[Data entries for graphics]
★ ★ ★ ★ ★ ★ ★

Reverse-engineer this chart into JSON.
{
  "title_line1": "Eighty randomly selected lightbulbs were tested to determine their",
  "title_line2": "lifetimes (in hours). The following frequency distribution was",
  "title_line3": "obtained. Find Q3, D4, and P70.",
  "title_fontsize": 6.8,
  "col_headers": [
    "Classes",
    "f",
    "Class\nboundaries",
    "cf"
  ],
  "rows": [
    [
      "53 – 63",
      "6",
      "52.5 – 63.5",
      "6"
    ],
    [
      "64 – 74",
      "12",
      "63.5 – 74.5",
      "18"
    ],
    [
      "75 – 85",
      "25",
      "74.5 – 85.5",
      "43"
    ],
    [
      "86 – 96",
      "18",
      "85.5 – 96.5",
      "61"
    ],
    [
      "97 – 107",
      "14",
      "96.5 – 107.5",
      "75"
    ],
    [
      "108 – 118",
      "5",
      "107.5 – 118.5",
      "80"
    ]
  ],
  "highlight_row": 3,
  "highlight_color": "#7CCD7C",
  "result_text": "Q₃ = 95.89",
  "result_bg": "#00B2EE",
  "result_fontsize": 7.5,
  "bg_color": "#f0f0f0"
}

★ ★ ★ ★ ★ ★ ★

INSTRUCTIONS TO FOLLOW
Every line above should be printed again exactly as it stands.

RESULT FOR THIS TASK
Reverse-engineer this chart into JSON.
{
  "title_line1": "Eighty randomly selected lightbulbs were tested to determine their",
  "title_line2": "lifetimes (in hours). The following frequency distribution was",
  "title_line3": "obtained. Find Q3, D4, and P70.",
  "title_fontsize": 6.8,
  "col_headers": [
    "Classes",
    "f",
    "Class\nboundaries",
    "cf"
  ],
  "rows": [
    [
      "53 – 63",
      "6",
      "52.5 – 63.5",
      "6"
    ],
    [
      "64 – 74",
      "12",
      "63.5 – 74.5",
      "18"
    ],
    [
      "75 – 85",
      "25",
      "74.5 – 85.5",
      "43"
    ],
    [
      "86 – 96",
      "18",
      "85.5 – 96.5",
      "61"
    ],
    [
      "97 – 107",
      "14",
      "96.5 – 107.5",
      "75"
    ],
    [
      "108 – 118",
      "5",
      "107.5 – 118.5",
      "80"
    ]
  ],
  "highlight_row": 3,
  "highlight_color": "#7CCD7C",
  "result_text": "Q₃ = 95.89",
  "result_bg": "#00B2EE",
  "result_fontsize": 7.5,
  "bg_color": "#f0f0f0"
}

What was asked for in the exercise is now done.